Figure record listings

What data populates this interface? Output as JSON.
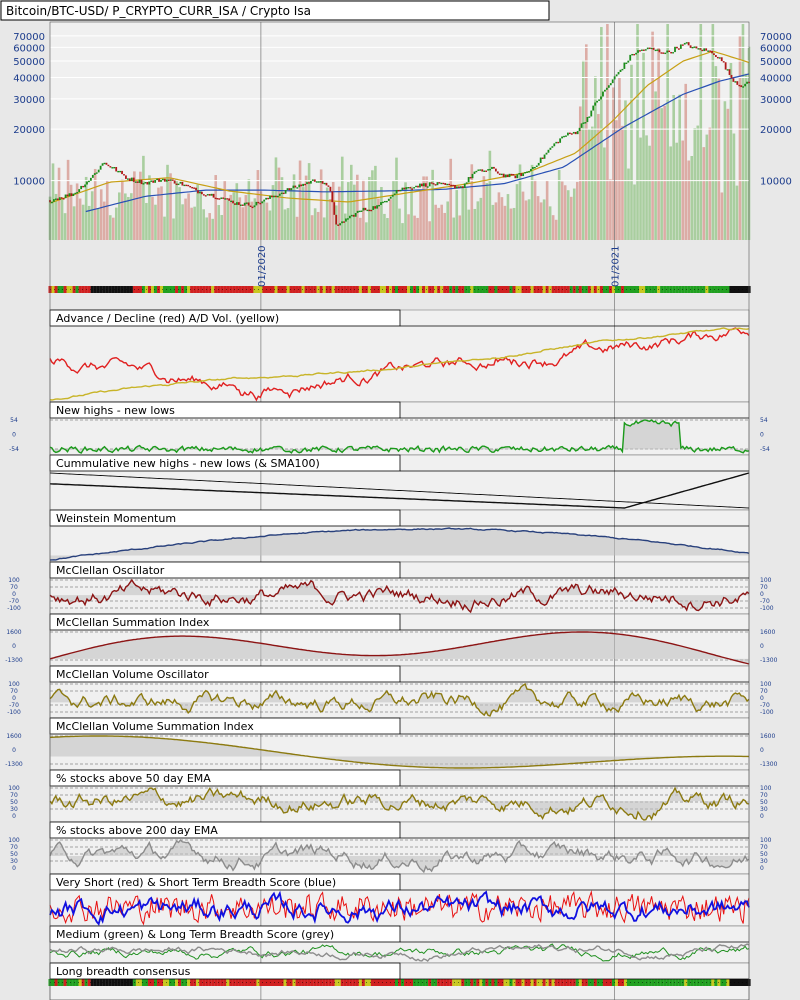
{
  "chart_data": {
    "type": "line",
    "title": "Bitcoin/BTC-USD/ P_CRYPTO_CURR_ISA / Crypto Isa",
    "date_labels": [
      "01/2020",
      "01/2021"
    ],
    "price_axis": {
      "scale": "log",
      "ylim": [
        4500,
        80000
      ],
      "ticks": [
        "70000",
        "60000",
        "50000",
        "40000",
        "30000",
        "20000",
        "10000"
      ]
    },
    "panels": [
      {
        "title": "Advance / Decline (red) A/D Vol. (yellow)",
        "left_ticks": [],
        "right_ticks": []
      },
      {
        "title": "New highs - new lows",
        "left_ticks": [
          "54",
          "0",
          "-54"
        ],
        "right_ticks": [
          "54",
          "0",
          "-54"
        ]
      },
      {
        "title": "Cummulative new highs - new lows (& SMA100)",
        "left_ticks": [],
        "right_ticks": []
      },
      {
        "title": "Weinstein Momentum",
        "left_ticks": [],
        "right_ticks": []
      },
      {
        "title": "McClellan Oscillator",
        "left_ticks": [
          "100",
          "70",
          "0",
          "-70",
          "-100"
        ],
        "right_ticks": [
          "100",
          "70",
          "0",
          "-70",
          "-100"
        ]
      },
      {
        "title": "McClellan Summation Index",
        "left_ticks": [
          "1600",
          "0",
          "-1300"
        ],
        "right_ticks": [
          "1600",
          "0",
          "-1300"
        ]
      },
      {
        "title": "McClellan Volume Oscillator",
        "left_ticks": [
          "100",
          "70",
          "0",
          "-70",
          "-100"
        ],
        "right_ticks": [
          "100",
          "70",
          "0",
          "-70",
          "-100"
        ]
      },
      {
        "title": "McClellan Volume Summation Index",
        "left_ticks": [
          "1600",
          "0",
          "-1300"
        ],
        "right_ticks": [
          "1600",
          "0",
          "-1300"
        ]
      },
      {
        "title": "% stocks above 50 day EMA",
        "left_ticks": [
          "100",
          "70",
          "50",
          "30",
          "0"
        ],
        "right_ticks": [
          "100",
          "70",
          "50",
          "30",
          "0"
        ]
      },
      {
        "title": "% stocks above 200 day EMA",
        "left_ticks": [
          "100",
          "70",
          "50",
          "30",
          "0"
        ],
        "right_ticks": [
          "100",
          "70",
          "50",
          "30",
          "0"
        ]
      },
      {
        "title": "Very Short (red) & Short Term Breadth Score (blue)",
        "left_ticks": [],
        "right_ticks": []
      },
      {
        "title": "Medium (green) & Long Term Breadth Score (grey)",
        "left_ticks": [],
        "right_ticks": []
      },
      {
        "title": "Long breadth consensus",
        "left_ticks": [],
        "right_ticks": []
      }
    ],
    "price_series": [
      {
        "t": 0,
        "v": 7700
      },
      {
        "t": 4,
        "v": 8400
      },
      {
        "t": 7,
        "v": 10500
      },
      {
        "t": 9,
        "v": 12800
      },
      {
        "t": 11,
        "v": 11600
      },
      {
        "t": 13,
        "v": 10300
      },
      {
        "t": 16,
        "v": 9700
      },
      {
        "t": 19,
        "v": 10200
      },
      {
        "t": 22,
        "v": 9600
      },
      {
        "t": 25,
        "v": 8600
      },
      {
        "t": 28,
        "v": 8100
      },
      {
        "t": 31,
        "v": 7400
      },
      {
        "t": 34,
        "v": 7200
      },
      {
        "t": 37,
        "v": 8000
      },
      {
        "t": 40,
        "v": 8900
      },
      {
        "t": 43,
        "v": 9700
      },
      {
        "t": 45,
        "v": 10200
      },
      {
        "t": 47,
        "v": 8700
      },
      {
        "t": 48,
        "v": 5200
      },
      {
        "t": 49,
        "v": 5800
      },
      {
        "t": 52,
        "v": 6700
      },
      {
        "t": 55,
        "v": 7100
      },
      {
        "t": 58,
        "v": 8800
      },
      {
        "t": 61,
        "v": 9300
      },
      {
        "t": 64,
        "v": 9600
      },
      {
        "t": 67,
        "v": 9300
      },
      {
        "t": 69,
        "v": 9200
      },
      {
        "t": 71,
        "v": 11200
      },
      {
        "t": 74,
        "v": 11700
      },
      {
        "t": 76,
        "v": 10700
      },
      {
        "t": 78,
        "v": 10600
      },
      {
        "t": 80,
        "v": 11300
      },
      {
        "t": 82,
        "v": 13100
      },
      {
        "t": 84,
        "v": 15800
      },
      {
        "t": 86,
        "v": 18300
      },
      {
        "t": 88,
        "v": 19200
      },
      {
        "t": 90,
        "v": 23500
      },
      {
        "t": 91.5,
        "v": 29000
      },
      {
        "t": 93,
        "v": 34000
      },
      {
        "t": 94.5,
        "v": 40000
      },
      {
        "t": 96,
        "v": 47000
      },
      {
        "t": 97.5,
        "v": 55000
      },
      {
        "t": 99,
        "v": 58000
      },
      {
        "t": 100.5,
        "v": 59000
      },
      {
        "t": 102,
        "v": 57000
      },
      {
        "t": 103.5,
        "v": 56000
      },
      {
        "t": 105,
        "v": 60000
      },
      {
        "t": 106.5,
        "v": 63000
      },
      {
        "t": 108,
        "v": 59000
      },
      {
        "t": 109.5,
        "v": 58000
      },
      {
        "t": 111,
        "v": 56000
      },
      {
        "t": 112.5,
        "v": 50000
      },
      {
        "t": 114,
        "v": 40000
      },
      {
        "t": 115.5,
        "v": 36000
      },
      {
        "t": 117,
        "v": 37000
      }
    ],
    "sma_slow": [
      {
        "t": 6,
        "v": 6600
      },
      {
        "t": 16,
        "v": 8100
      },
      {
        "t": 26,
        "v": 8800
      },
      {
        "t": 36,
        "v": 8800
      },
      {
        "t": 46,
        "v": 8600
      },
      {
        "t": 56,
        "v": 8700
      },
      {
        "t": 66,
        "v": 8900
      },
      {
        "t": 76,
        "v": 9600
      },
      {
        "t": 86,
        "v": 12000
      },
      {
        "t": 96,
        "v": 20500
      },
      {
        "t": 106,
        "v": 32000
      },
      {
        "t": 112,
        "v": 38000
      },
      {
        "t": 117,
        "v": 42000
      }
    ],
    "sma_fast": [
      {
        "t": 0,
        "v": 7400
      },
      {
        "t": 10,
        "v": 9800
      },
      {
        "t": 20,
        "v": 10400
      },
      {
        "t": 30,
        "v": 8700
      },
      {
        "t": 40,
        "v": 7900
      },
      {
        "t": 50,
        "v": 7500
      },
      {
        "t": 60,
        "v": 8500
      },
      {
        "t": 70,
        "v": 9600
      },
      {
        "t": 80,
        "v": 11200
      },
      {
        "t": 88,
        "v": 14500
      },
      {
        "t": 94,
        "v": 22000
      },
      {
        "t": 100,
        "v": 36000
      },
      {
        "t": 106,
        "v": 50000
      },
      {
        "t": 111,
        "v": 57000
      },
      {
        "t": 117,
        "v": 49000
      }
    ],
    "xlim": [
      0,
      117
    ]
  },
  "colors": {
    "price_up": "#1a8c1a",
    "price_down": "#b01818",
    "sma_slow": "#2850b4",
    "sma_fast": "#c8a014",
    "vol_up": "#9cc890",
    "vol_down": "#d8a098",
    "ad_red": "#e02020",
    "ad_yellow": "#c8b428",
    "highs_lows": "#1a9a1a",
    "cum_line": "#101010",
    "weinstein": "#28407c",
    "mcclellan": "#8c1414",
    "mcc_volume": "#8c7a10",
    "ema200": "#8c8c8c",
    "short_red": "#e81010",
    "short_blue": "#1010e0",
    "medium_green": "#209020",
    "long_grey": "#8c8c8c",
    "axis_text": "#1c3c8c",
    "fill_grey": "#c0c0c0"
  }
}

• **EXERCISE GOAL**
Extract all the entries word for word; omit any pictures.

• **ANSWER TO THE EXERCISE**
What data populates this interface? Output as JSON.
{
  "chart_data": {
    "type": "line",
    "title": "Bitcoin/BTC-USD/ P_CRYPTO_CURR_ISA / Crypto Isa",
    "date_labels": [
      "01/2020",
      "01/2021"
    ],
    "price_axis": {
      "scale": "log",
      "ylim": [
        4500,
        80000
      ],
      "ticks": [
        "70000",
        "60000",
        "50000",
        "40000",
        "30000",
        "20000",
        "10000"
      ]
    },
    "panels": [
      {
        "title": "Advance / Decline (red) A/D Vol. (yellow)",
        "left_ticks": [],
        "right_ticks": []
      },
      {
        "title": "New highs - new lows",
        "left_ticks": [
          "54",
          "0",
          "-54"
        ],
        "right_ticks": [
          "54",
          "0",
          "-54"
        ]
      },
      {
        "title": "Cummulative new highs - new lows (& SMA100)",
        "left_ticks": [],
        "right_ticks": []
      },
      {
        "title": "Weinstein Momentum",
        "left_ticks": [],
        "right_ticks": []
      },
      {
        "title": "McClellan Oscillator",
        "left_ticks": [
          "100",
          "70",
          "0",
          "-70",
          "-100"
        ],
        "right_ticks": [
          "100",
          "70",
          "0",
          "-70",
          "-100"
        ]
      },
      {
        "title": "McClellan Summation Index",
        "left_ticks": [
          "1600",
          "0",
          "-1300"
        ],
        "right_ticks": [
          "1600",
          "0",
          "-1300"
        ]
      },
      {
        "title": "McClellan Volume Oscillator",
        "left_ticks": [
          "100",
          "70",
          "0",
          "-70",
          "-100"
        ],
        "right_ticks": [
          "100",
          "70",
          "0",
          "-70",
          "-100"
        ]
      },
      {
        "title": "McClellan Volume Summation Index",
        "left_ticks": [
          "1600",
          "0",
          "-1300"
        ],
        "right_ticks": [
          "1600",
          "0",
          "-1300"
        ]
      },
      {
        "title": "% stocks above 50 day EMA",
        "left_ticks": [
          "100",
          "70",
          "50",
          "30",
          "0"
        ],
        "right_ticks": [
          "100",
          "70",
          "50",
          "30",
          "0"
        ]
      },
      {
        "title": "% stocks above 200 day EMA",
        "left_ticks": [
          "100",
          "70",
          "50",
          "30",
          "0"
        ],
        "right_ticks": [
          "100",
          "70",
          "50",
          "30",
          "0"
        ]
      },
      {
        "title": "Very Short (red) & Short Term Breadth Score (blue)",
        "left_ticks": [],
        "right_ticks": []
      },
      {
        "title": "Medium (green) & Long Term Breadth Score (grey)",
        "left_ticks": [],
        "right_ticks": []
      },
      {
        "title": "Long breadth consensus",
        "left_ticks": [],
        "right_ticks": []
      }
    ],
    "price_series": [
      {
        "t": 0,
        "v": 7700
      },
      {
        "t": 4,
        "v": 8400
      },
      {
        "t": 7,
        "v": 10500
      },
      {
        "t": 9,
        "v": 12800
      },
      {
        "t": 11,
        "v": 11600
      },
      {
        "t": 13,
        "v": 10300
      },
      {
        "t": 16,
        "v": 9700
      },
      {
        "t": 19,
        "v": 10200
      },
      {
        "t": 22,
        "v": 9600
      },
      {
        "t": 25,
        "v": 8600
      },
      {
        "t": 28,
        "v": 8100
      },
      {
        "t": 31,
        "v": 7400
      },
      {
        "t": 34,
        "v": 7200
      },
      {
        "t": 37,
        "v": 8000
      },
      {
        "t": 40,
        "v": 8900
      },
      {
        "t": 43,
        "v": 9700
      },
      {
        "t": 45,
        "v": 10200
      },
      {
        "t": 47,
        "v": 8700
      },
      {
        "t": 48,
        "v": 5200
      },
      {
        "t": 49,
        "v": 5800
      },
      {
        "t": 52,
        "v": 6700
      },
      {
        "t": 55,
        "v": 7100
      },
      {
        "t": 58,
        "v": 8800
      },
      {
        "t": 61,
        "v": 9300
      },
      {
        "t": 64,
        "v": 9600
      },
      {
        "t": 67,
        "v": 9300
      },
      {
        "t": 69,
        "v": 9200
      },
      {
        "t": 71,
        "v": 11200
      },
      {
        "t": 74,
        "v": 11700
      },
      {
        "t": 76,
        "v": 10700
      },
      {
        "t": 78,
        "v": 10600
      },
      {
        "t": 80,
        "v": 11300
      },
      {
        "t": 82,
        "v": 13100
      },
      {
        "t": 84,
        "v": 15800
      },
      {
        "t": 86,
        "v": 18300
      },
      {
        "t": 88,
        "v": 19200
      },
      {
        "t": 90,
        "v": 23500
      },
      {
        "t": 91.5,
        "v": 29000
      },
      {
        "t": 93,
        "v": 34000
      },
      {
        "t": 94.5,
        "v": 40000
      },
      {
        "t": 96,
        "v": 47000
      },
      {
        "t": 97.5,
        "v": 55000
      },
      {
        "t": 99,
        "v": 58000
      },
      {
        "t": 100.5,
        "v": 59000
      },
      {
        "t": 102,
        "v": 57000
      },
      {
        "t": 103.5,
        "v": 56000
      },
      {
        "t": 105,
        "v": 60000
      },
      {
        "t": 106.5,
        "v": 63000
      },
      {
        "t": 108,
        "v": 59000
      },
      {
        "t": 109.5,
        "v": 58000
      },
      {
        "t": 111,
        "v": 56000
      },
      {
        "t": 112.5,
        "v": 50000
      },
      {
        "t": 114,
        "v": 40000
      },
      {
        "t": 115.5,
        "v": 36000
      },
      {
        "t": 117,
        "v": 37000
      }
    ],
    "sma_slow": [
      {
        "t": 6,
        "v": 6600
      },
      {
        "t": 16,
        "v": 8100
      },
      {
        "t": 26,
        "v": 8800
      },
      {
        "t": 36,
        "v": 8800
      },
      {
        "t": 46,
        "v": 8600
      },
      {
        "t": 56,
        "v": 8700
      },
      {
        "t": 66,
        "v": 8900
      },
      {
        "t": 76,
        "v": 9600
      },
      {
        "t": 86,
        "v": 12000
      },
      {
        "t": 96,
        "v": 20500
      },
      {
        "t": 106,
        "v": 32000
      },
      {
        "t": 112,
        "v": 38000
      },
      {
        "t": 117,
        "v": 42000
      }
    ],
    "sma_fast": [
      {
        "t": 0,
        "v": 7400
      },
      {
        "t": 10,
        "v": 9800
      },
      {
        "t": 20,
        "v": 10400
      },
      {
        "t": 30,
        "v": 8700
      },
      {
        "t": 40,
        "v": 7900
      },
      {
        "t": 50,
        "v": 7500
      },
      {
        "t": 60,
        "v": 8500
      },
      {
        "t": 70,
        "v": 9600
      },
      {
        "t": 80,
        "v": 11200
      },
      {
        "t": 88,
        "v": 14500
      },
      {
        "t": 94,
        "v": 22000
      },
      {
        "t": 100,
        "v": 36000
      },
      {
        "t": 106,
        "v": 50000
      },
      {
        "t": 111,
        "v": 57000
      },
      {
        "t": 117,
        "v": 49000
      }
    ],
    "xlim": [
      0,
      117
    ]
  },
  "colors": {
    "price_up": "#1a8c1a",
    "price_down": "#b01818",
    "sma_slow": "#2850b4",
    "sma_fast": "#c8a014",
    "vol_up": "#9cc890",
    "vol_down": "#d8a098",
    "ad_red": "#e02020",
    "ad_yellow": "#c8b428",
    "highs_lows": "#1a9a1a",
    "cum_line": "#101010",
    "weinstein": "#28407c",
    "mcclellan": "#8c1414",
    "mcc_volume": "#8c7a10",
    "ema200": "#8c8c8c",
    "short_red": "#e81010",
    "short_blue": "#1010e0",
    "medium_green": "#209020",
    "long_grey": "#8c8c8c",
    "axis_text": "#1c3c8c",
    "fill_grey": "#c0c0c0"
  }
}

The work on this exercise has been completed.